**DATA SECTION:**
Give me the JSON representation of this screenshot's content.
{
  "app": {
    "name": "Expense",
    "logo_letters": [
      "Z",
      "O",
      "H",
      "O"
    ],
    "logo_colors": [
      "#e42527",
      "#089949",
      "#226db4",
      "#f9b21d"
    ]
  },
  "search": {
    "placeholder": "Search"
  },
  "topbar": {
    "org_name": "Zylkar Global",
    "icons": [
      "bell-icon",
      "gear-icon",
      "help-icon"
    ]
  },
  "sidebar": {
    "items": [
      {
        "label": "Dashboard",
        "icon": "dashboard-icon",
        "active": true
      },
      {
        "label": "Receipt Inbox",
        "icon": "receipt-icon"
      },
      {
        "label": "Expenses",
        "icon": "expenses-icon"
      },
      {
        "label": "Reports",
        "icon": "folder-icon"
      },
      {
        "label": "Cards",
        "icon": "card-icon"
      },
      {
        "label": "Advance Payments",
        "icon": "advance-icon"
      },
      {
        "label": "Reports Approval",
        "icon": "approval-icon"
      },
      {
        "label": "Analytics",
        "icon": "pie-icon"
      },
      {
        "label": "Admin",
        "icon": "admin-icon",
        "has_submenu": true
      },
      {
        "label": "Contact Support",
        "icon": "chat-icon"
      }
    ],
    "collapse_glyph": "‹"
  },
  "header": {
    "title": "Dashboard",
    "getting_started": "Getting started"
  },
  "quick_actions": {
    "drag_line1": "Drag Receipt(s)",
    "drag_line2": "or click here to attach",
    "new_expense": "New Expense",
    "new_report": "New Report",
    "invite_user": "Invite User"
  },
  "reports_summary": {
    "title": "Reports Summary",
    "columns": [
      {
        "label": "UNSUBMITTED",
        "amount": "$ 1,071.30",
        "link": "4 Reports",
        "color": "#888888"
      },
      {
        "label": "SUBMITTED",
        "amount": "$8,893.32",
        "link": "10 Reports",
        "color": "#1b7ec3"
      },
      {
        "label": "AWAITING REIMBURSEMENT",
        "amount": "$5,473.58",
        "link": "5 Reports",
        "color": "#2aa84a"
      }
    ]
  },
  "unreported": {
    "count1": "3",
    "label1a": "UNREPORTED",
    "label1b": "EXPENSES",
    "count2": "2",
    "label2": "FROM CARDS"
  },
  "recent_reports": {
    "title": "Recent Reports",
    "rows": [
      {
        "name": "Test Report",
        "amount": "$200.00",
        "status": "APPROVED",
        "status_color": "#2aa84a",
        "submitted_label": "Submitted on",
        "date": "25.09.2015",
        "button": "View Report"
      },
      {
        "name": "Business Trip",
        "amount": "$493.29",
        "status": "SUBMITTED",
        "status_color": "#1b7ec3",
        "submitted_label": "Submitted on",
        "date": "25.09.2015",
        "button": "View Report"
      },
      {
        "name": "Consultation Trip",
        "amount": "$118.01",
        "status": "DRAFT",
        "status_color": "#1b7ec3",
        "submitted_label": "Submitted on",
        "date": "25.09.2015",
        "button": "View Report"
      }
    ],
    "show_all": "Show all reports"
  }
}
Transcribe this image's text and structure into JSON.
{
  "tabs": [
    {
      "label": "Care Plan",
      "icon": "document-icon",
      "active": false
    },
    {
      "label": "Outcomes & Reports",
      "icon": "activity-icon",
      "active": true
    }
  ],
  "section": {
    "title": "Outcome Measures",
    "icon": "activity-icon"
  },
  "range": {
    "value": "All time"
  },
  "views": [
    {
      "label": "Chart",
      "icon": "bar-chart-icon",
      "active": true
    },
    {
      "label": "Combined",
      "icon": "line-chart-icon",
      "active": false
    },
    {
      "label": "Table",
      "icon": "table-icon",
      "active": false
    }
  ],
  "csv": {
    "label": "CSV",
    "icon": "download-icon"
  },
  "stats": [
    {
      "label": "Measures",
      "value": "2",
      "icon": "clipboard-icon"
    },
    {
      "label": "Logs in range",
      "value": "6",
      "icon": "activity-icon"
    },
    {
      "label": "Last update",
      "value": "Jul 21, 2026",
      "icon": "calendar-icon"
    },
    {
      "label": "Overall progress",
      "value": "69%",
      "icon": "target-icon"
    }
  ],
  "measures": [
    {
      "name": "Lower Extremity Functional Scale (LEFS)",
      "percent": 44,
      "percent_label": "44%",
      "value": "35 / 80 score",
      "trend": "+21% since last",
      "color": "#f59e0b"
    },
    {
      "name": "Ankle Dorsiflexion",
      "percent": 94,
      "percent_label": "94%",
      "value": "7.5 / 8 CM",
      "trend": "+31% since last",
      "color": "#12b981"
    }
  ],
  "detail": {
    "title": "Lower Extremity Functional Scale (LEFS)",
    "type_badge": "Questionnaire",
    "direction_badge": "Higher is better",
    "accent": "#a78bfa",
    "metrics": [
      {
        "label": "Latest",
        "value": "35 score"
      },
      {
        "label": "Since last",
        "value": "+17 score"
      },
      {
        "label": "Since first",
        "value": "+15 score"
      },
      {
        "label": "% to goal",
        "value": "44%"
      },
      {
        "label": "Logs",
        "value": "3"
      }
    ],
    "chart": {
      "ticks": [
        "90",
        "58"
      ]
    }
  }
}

**WHAT TO DO:** Make an exact copy of every entry.

**EXERCISE RESULT:**
Give me the JSON representation of this screenshot's content.
{
  "app": {
    "name": "Expense",
    "logo_letters": [
      "Z",
      "O",
      "H",
      "O"
    ],
    "logo_colors": [
      "#e42527",
      "#089949",
      "#226db4",
      "#f9b21d"
    ]
  },
  "search": {
    "placeholder": "Search"
  },
  "topbar": {
    "org_name": "Zylkar Global",
    "icons": [
      "bell-icon",
      "gear-icon",
      "help-icon"
    ]
  },
  "sidebar": {
    "items": [
      {
        "label": "Dashboard",
        "icon": "dashboard-icon",
        "active": true
      },
      {
        "label": "Receipt Inbox",
        "icon": "receipt-icon"
      },
      {
        "label": "Expenses",
        "icon": "expenses-icon"
      },
      {
        "label": "Reports",
        "icon": "folder-icon"
      },
      {
        "label": "Cards",
        "icon": "card-icon"
      },
      {
        "label": "Advance Payments",
        "icon": "advance-icon"
      },
      {
        "label": "Reports Approval",
        "icon": "approval-icon"
      },
      {
        "label": "Analytics",
        "icon": "pie-icon"
      },
      {
        "label": "Admin",
        "icon": "admin-icon",
        "has_submenu": true
      },
      {
        "label": "Contact Support",
        "icon": "chat-icon"
      }
    ],
    "collapse_glyph": "‹"
  },
  "header": {
    "title": "Dashboard",
    "getting_started": "Getting started"
  },
  "quick_actions": {
    "drag_line1": "Drag Receipt(s)",
    "drag_line2": "or click here to attach",
    "new_expense": "New Expense",
    "new_report": "New Report",
    "invite_user": "Invite User"
  },
  "reports_summary": {
    "title": "Reports Summary",
    "columns": [
      {
        "label": "UNSUBMITTED",
        "amount": "$ 1,071.30",
        "link": "4 Reports",
        "color": "#888888"
      },
      {
        "label": "SUBMITTED",
        "amount": "$8,893.32",
        "link": "10 Reports",
        "color": "#1b7ec3"
      },
      {
        "label": "AWAITING REIMBURSEMENT",
        "amount": "$5,473.58",
        "link": "5 Reports",
        "color": "#2aa84a"
      }
    ]
  },
  "unreported": {
    "count1": "3",
    "label1a": "UNREPORTED",
    "label1b": "EXPENSES",
    "count2": "2",
    "label2": "FROM CARDS"
  },
  "recent_reports": {
    "title": "Recent Reports",
    "rows": [
      {
        "name": "Test Report",
        "amount": "$200.00",
        "status": "APPROVED",
        "status_color": "#2aa84a",
        "submitted_label": "Submitted on",
        "date": "25.09.2015",
        "button": "View Report"
      },
      {
        "name": "Business Trip",
        "amount": "$493.29",
        "status": "SUBMITTED",
        "status_color": "#1b7ec3",
        "submitted_label": "Submitted on",
        "date": "25.09.2015",
        "button": "View Report"
      },
      {
        "name": "Consultation Trip",
        "amount": "$118.01",
        "status": "DRAFT",
        "status_color": "#1b7ec3",
        "submitted_label": "Submitted on",
        "date": "25.09.2015",
        "button": "View Report"
      }
    ],
    "show_all": "Show all reports"
  }
}
Transcribe this image's text and structure into JSON.
{
  "tabs": [
    {
      "label": "Care Plan",
      "icon": "document-icon",
      "active": false
    },
    {
      "label": "Outcomes & Reports",
      "icon": "activity-icon",
      "active": true
    }
  ],
  "section": {
    "title": "Outcome Measures",
    "icon": "activity-icon"
  },
  "range": {
    "value": "All time"
  },
  "views": [
    {
      "label": "Chart",
      "icon": "bar-chart-icon",
      "active": true
    },
    {
      "label": "Combined",
      "icon": "line-chart-icon",
      "active": false
    },
    {
      "label": "Table",
      "icon": "table-icon",
      "active": false
    }
  ],
  "csv": {
    "label": "CSV",
    "icon": "download-icon"
  },
  "stats": [
    {
      "label": "Measures",
      "value": "2",
      "icon": "clipboard-icon"
    },
    {
      "label": "Logs in range",
      "value": "6",
      "icon": "activity-icon"
    },
    {
      "label": "Last update",
      "value": "Jul 21, 2026",
      "icon": "calendar-icon"
    },
    {
      "label": "Overall progress",
      "value": "69%",
      "icon": "target-icon"
    }
  ],
  "measures": [
    {
      "name": "Lower Extremity Functional Scale (LEFS)",
      "percent": 44,
      "percent_label": "44%",
      "value": "35 / 80 score",
      "trend": "+21% since last",
      "color": "#f59e0b"
    },
    {
      "name": "Ankle Dorsiflexion",
      "percent": 94,
      "percent_label": "94%",
      "value": "7.5 / 8 CM",
      "trend": "+31% since last",
      "color": "#12b981"
    }
  ],
  "detail": {
    "title": "Lower Extremity Functional Scale (LEFS)",
    "type_badge": "Questionnaire",
    "direction_badge": "Higher is better",
    "accent": "#a78bfa",
    "metrics": [
      {
        "label": "Latest",
        "value": "35 score"
      },
      {
        "label": "Since last",
        "value": "+17 score"
      },
      {
        "label": "Since first",
        "value": "+15 score"
      },
      {
        "label": "% to goal",
        "value": "44%"
      },
      {
        "label": "Logs",
        "value": "3"
      }
    ],
    "chart": {
      "ticks": [
        "90",
        "58"
      ]
    }
  }
}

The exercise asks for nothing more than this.